* Aim:
Copy all of the records below verbatim.

Begin Dataset content

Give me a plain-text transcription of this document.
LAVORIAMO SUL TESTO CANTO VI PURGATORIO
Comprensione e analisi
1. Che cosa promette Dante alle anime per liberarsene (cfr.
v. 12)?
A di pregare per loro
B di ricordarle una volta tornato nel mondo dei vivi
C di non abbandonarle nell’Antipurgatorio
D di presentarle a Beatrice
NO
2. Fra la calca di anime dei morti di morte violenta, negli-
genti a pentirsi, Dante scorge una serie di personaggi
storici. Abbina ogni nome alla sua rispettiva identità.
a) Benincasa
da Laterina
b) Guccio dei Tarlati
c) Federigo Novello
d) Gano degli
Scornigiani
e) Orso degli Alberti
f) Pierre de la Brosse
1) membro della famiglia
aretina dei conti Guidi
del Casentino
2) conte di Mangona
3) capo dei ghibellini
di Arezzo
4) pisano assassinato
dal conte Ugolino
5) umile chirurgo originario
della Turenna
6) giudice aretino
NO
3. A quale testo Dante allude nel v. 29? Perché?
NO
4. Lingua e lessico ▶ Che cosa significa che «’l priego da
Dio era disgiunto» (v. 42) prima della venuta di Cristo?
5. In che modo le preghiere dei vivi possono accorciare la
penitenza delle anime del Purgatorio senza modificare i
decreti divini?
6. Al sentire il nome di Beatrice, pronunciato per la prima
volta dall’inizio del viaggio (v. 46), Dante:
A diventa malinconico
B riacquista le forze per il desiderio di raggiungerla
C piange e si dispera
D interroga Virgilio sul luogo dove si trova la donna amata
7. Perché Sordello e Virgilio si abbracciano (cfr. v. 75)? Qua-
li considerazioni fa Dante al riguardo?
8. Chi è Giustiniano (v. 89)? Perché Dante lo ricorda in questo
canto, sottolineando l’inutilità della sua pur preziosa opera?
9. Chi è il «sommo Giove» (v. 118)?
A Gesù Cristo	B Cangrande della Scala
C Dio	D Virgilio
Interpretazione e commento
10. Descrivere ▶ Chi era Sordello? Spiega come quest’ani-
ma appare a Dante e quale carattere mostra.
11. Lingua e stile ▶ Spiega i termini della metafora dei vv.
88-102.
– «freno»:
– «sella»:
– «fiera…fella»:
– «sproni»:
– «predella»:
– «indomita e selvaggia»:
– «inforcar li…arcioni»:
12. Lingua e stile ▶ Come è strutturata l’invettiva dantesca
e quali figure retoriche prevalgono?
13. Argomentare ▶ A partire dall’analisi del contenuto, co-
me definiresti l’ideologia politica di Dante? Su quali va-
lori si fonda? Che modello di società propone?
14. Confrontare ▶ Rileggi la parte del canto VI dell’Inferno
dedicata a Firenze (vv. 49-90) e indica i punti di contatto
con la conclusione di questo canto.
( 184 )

End Dataset content

* Result of this exercise:
Give me a plain-text transcription of this document.
LAVORIAMO SUL TESTO CANTO VI PURGATORIO
Comprensione e analisi
1. Che cosa promette Dante alle anime per liberarsene (cfr.
v. 12)?
A di pregare per loro
B di ricordarle una volta tornato nel mondo dei vivi
C di non abbandonarle nell’Antipurgatorio
D di presentarle a Beatrice
NO
2. Fra la calca di anime dei morti di morte violenta, negli-
genti a pentirsi, Dante scorge una serie di personaggi
storici. Abbina ogni nome alla sua rispettiva identità.
a) Benincasa
da Laterina
b) Guccio dei Tarlati
c) Federigo Novello
d) Gano degli
Scornigiani
e) Orso degli Alberti
f) Pierre de la Brosse
1) membro della famiglia
aretina dei conti Guidi
del Casentino
2) conte di Mangona
3) capo dei ghibellini
di Arezzo
4) pisano assassinato
dal conte Ugolino
5) umile chirurgo originario
della Turenna
6) giudice aretino
NO
3. A quale testo Dante allude nel v. 29? Perché?
NO
4. Lingua e lessico ▶ Che cosa significa che «’l priego da
Dio era disgiunto» (v. 42) prima della venuta di Cristo?
5. In che modo le preghiere dei vivi possono accorciare la
penitenza delle anime del Purgatorio senza modificare i
decreti divini?
6. Al sentire il nome di Beatrice, pronunciato per la prima
volta dall’inizio del viaggio (v. 46), Dante:
A diventa malinconico
B riacquista le forze per il desiderio di raggiungerla
C piange e si dispera
D interroga Virgilio sul luogo dove si trova la donna amata
7. Perché Sordello e Virgilio si abbracciano (cfr. v. 75)? Qua-
li considerazioni fa Dante al riguardo?
8. Chi è Giustiniano (v. 89)? Perché Dante lo ricorda in questo
canto, sottolineando l’inutilità della sua pur preziosa opera?
9. Chi è il «sommo Giove» (v. 118)?
A Gesù Cristo	B Cangrande della Scala
C Dio	D Virgilio
Interpretazione e commento
10. Descrivere ▶ Chi era Sordello? Spiega come quest’ani-
ma appare a Dante e quale carattere mostra.
11. Lingua e stile ▶ Spiega i termini della metafora dei vv.
88-102.
– «freno»:
– «sella»:
– «fiera…fella»:
– «sproni»:
– «predella»:
– «indomita e selvaggia»:
– «inforcar li…arcioni»:
12. Lingua e stile ▶ Come è strutturata l’invettiva dantesca
e quali figure retoriche prevalgono?
13. Argomentare ▶ A partire dall’analisi del contenuto, co-
me definiresti l’ideologia politica di Dante? Su quali va-
lori si fonda? Che modello di società propone?
14. Confrontare ▶ Rileggi la parte del canto VI dell’Inferno
dedicata a Firenze (vv. 49-90) e indica i punti di contatto
con la conclusione di questo canto.
( 184 )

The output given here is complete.